# SET EXERCISE
Check each line of the listing below for the string "style", and copy the ones that have it.

Data entries for graphics:
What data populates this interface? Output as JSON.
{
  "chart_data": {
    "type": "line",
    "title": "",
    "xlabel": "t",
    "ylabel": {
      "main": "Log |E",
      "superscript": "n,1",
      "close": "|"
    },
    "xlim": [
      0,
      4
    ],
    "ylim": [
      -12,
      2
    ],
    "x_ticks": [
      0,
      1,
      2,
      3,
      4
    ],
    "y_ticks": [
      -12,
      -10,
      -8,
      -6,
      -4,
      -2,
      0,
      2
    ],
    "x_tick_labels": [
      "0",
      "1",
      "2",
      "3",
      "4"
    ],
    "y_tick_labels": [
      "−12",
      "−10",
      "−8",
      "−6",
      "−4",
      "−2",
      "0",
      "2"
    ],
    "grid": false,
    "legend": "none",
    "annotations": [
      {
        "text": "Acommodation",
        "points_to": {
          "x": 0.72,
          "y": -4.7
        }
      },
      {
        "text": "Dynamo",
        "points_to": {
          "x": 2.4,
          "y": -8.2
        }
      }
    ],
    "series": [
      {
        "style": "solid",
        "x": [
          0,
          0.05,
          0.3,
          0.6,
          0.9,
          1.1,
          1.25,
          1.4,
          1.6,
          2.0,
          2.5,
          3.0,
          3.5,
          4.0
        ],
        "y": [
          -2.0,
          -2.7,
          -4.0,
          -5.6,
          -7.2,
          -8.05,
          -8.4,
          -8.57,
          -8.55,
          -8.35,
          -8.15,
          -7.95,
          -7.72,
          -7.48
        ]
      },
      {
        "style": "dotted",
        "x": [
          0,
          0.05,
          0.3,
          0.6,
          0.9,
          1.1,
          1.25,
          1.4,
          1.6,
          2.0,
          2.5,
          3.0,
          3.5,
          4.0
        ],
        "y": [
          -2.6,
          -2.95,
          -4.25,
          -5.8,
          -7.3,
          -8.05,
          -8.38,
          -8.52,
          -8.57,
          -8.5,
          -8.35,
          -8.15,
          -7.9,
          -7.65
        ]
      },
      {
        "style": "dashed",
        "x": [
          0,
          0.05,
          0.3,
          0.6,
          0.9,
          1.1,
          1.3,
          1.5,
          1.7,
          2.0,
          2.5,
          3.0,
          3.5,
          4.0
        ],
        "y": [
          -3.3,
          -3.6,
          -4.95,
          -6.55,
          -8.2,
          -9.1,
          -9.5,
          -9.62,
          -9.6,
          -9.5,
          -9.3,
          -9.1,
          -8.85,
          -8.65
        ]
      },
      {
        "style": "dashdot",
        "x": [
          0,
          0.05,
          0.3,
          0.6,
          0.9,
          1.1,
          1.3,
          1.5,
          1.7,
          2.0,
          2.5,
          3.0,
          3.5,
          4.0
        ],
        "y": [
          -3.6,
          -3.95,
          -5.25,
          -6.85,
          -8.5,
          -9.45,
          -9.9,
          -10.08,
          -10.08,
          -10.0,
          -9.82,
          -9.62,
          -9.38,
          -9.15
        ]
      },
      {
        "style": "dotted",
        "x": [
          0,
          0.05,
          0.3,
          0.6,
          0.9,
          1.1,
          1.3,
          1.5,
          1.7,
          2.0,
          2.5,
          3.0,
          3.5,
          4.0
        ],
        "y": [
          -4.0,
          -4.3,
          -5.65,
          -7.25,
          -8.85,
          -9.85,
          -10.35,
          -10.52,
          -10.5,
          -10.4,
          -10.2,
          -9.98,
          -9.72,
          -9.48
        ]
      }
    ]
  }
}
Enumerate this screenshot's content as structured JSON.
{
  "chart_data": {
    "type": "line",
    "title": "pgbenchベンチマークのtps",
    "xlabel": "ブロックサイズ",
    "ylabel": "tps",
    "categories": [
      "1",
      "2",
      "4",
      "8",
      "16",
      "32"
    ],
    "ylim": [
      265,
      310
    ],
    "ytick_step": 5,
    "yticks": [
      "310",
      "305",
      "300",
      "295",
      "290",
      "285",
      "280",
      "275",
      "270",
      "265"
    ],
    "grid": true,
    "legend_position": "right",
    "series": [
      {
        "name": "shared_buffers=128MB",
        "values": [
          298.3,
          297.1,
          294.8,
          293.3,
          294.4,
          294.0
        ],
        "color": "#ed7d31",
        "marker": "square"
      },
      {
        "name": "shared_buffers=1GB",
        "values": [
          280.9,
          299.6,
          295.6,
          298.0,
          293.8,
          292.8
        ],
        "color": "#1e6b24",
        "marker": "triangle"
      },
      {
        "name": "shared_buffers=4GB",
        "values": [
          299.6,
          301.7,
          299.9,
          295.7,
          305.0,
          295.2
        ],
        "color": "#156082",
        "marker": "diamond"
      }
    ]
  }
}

# FINAL RESULT
        "style": "solid",
        "style": "dotted",
        "style": "dashed",
        "style": "dashdot",
        "style": "dotted",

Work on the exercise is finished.